--- start of Dataset content ---
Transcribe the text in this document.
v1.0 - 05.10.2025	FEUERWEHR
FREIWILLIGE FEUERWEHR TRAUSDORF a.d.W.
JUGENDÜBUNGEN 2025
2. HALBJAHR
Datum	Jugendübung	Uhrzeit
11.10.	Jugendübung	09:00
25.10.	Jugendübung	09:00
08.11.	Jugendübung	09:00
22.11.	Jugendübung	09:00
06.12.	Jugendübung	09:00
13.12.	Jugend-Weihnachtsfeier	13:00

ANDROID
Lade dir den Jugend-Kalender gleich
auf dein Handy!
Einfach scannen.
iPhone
--- end of Dataset content ---
- _Task prompt_
Copy each line of the records that contains the word "FEUERWEHR".

- _Completed exercise_
v1.0 - 05.10.2025	FEUERWEHR
FREIWILLIGE FEUERWEHR TRAUSDORF a.d.W.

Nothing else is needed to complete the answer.